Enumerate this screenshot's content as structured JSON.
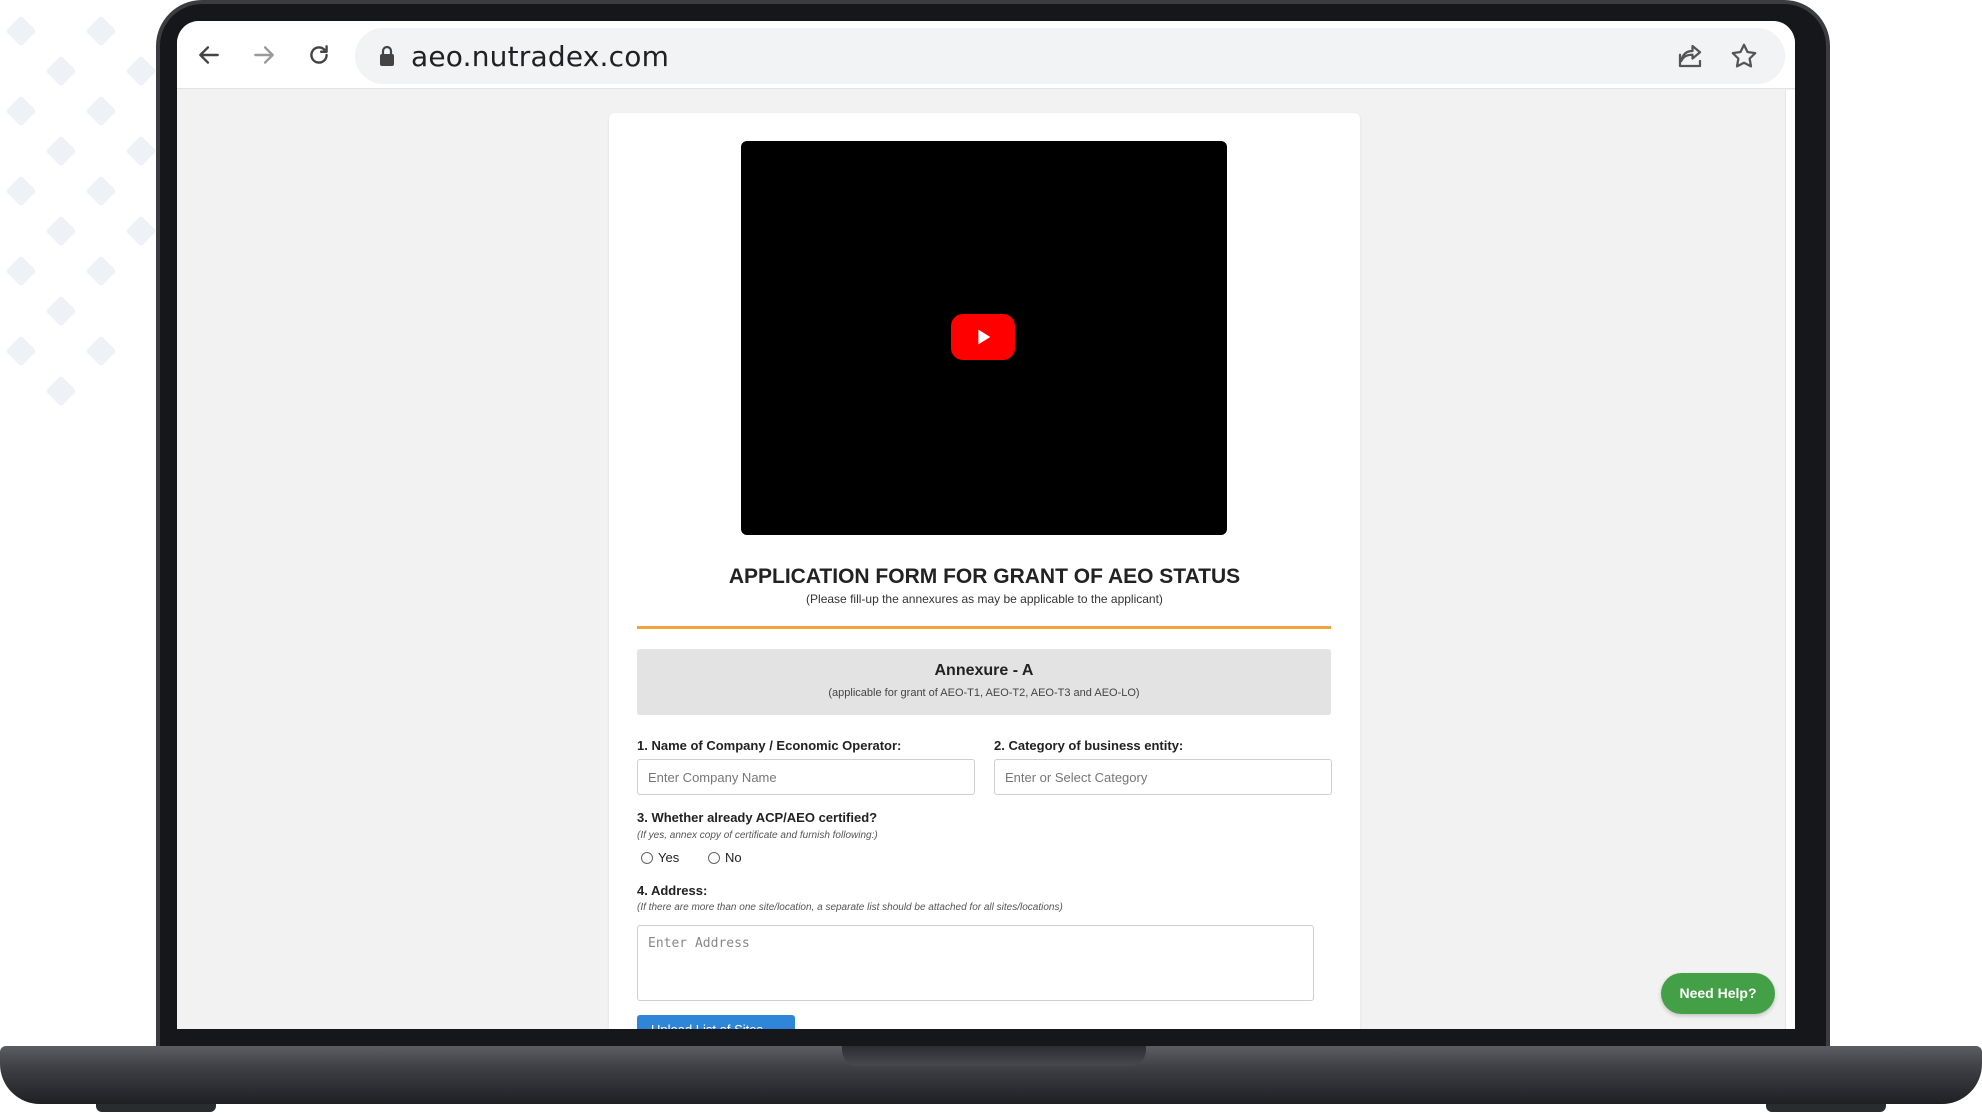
{
  "browser": {
    "url": "aeo.nutradex.com",
    "icons": [
      "back-arrow-icon",
      "forward-arrow-icon",
      "reload-icon",
      "lock-icon",
      "share-icon",
      "star-icon"
    ]
  },
  "video": {
    "play_icon": "youtube-play-icon"
  },
  "form": {
    "title": "APPLICATION FORM FOR GRANT OF AEO STATUS",
    "subtitle": "(Please fill-up the annexures as may be applicable to the applicant)",
    "annexure": {
      "title": "Annexure - A",
      "subtitle": "(applicable for grant of AEO-T1, AEO-T2, AEO-T3 and AEO-LO)"
    },
    "q1": {
      "label": "1. Name of Company / Economic Operator:",
      "placeholder": "Enter Company Name"
    },
    "q2": {
      "label": "2. Category of business entity:",
      "placeholder": "Enter or Select Category"
    },
    "q3": {
      "label": "3. Whether already ACP/AEO certified?",
      "note": "(If yes, annex copy of certificate and furnish following:)",
      "options": [
        "Yes",
        "No"
      ]
    },
    "q4": {
      "label": "4. Address:",
      "note": "(If there are more than one site/location, a separate list should be attached for all sites/locations)",
      "placeholder": "Enter Address"
    },
    "upload_label": "Upload List of Sites"
  },
  "help": {
    "label": "Need Help?"
  },
  "colors": {
    "accent_divider": "#f2a33a",
    "help_button": "#43a047",
    "upload_button": "#2f86d9",
    "youtube_red": "#ff0000"
  }
}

What is being asked ▸ Write out each line again precisely as it appears, skipping every picture.

Expected output ▸
Enumerate this screenshot's content as structured JSON.
{
  "browser": {
    "url": "aeo.nutradex.com",
    "icons": [
      "back-arrow-icon",
      "forward-arrow-icon",
      "reload-icon",
      "lock-icon",
      "share-icon",
      "star-icon"
    ]
  },
  "video": {
    "play_icon": "youtube-play-icon"
  },
  "form": {
    "title": "APPLICATION FORM FOR GRANT OF AEO STATUS",
    "subtitle": "(Please fill-up the annexures as may be applicable to the applicant)",
    "annexure": {
      "title": "Annexure - A",
      "subtitle": "(applicable for grant of AEO-T1, AEO-T2, AEO-T3 and AEO-LO)"
    },
    "q1": {
      "label": "1. Name of Company / Economic Operator:",
      "placeholder": "Enter Company Name"
    },
    "q2": {
      "label": "2. Category of business entity:",
      "placeholder": "Enter or Select Category"
    },
    "q3": {
      "label": "3. Whether already ACP/AEO certified?",
      "note": "(If yes, annex copy of certificate and furnish following:)",
      "options": [
        "Yes",
        "No"
      ]
    },
    "q4": {
      "label": "4. Address:",
      "note": "(If there are more than one site/location, a separate list should be attached for all sites/locations)",
      "placeholder": "Enter Address"
    },
    "upload_label": "Upload List of Sites"
  },
  "help": {
    "label": "Need Help?"
  },
  "colors": {
    "accent_divider": "#f2a33a",
    "help_button": "#43a047",
    "upload_button": "#2f86d9",
    "youtube_red": "#ff0000"
  }
}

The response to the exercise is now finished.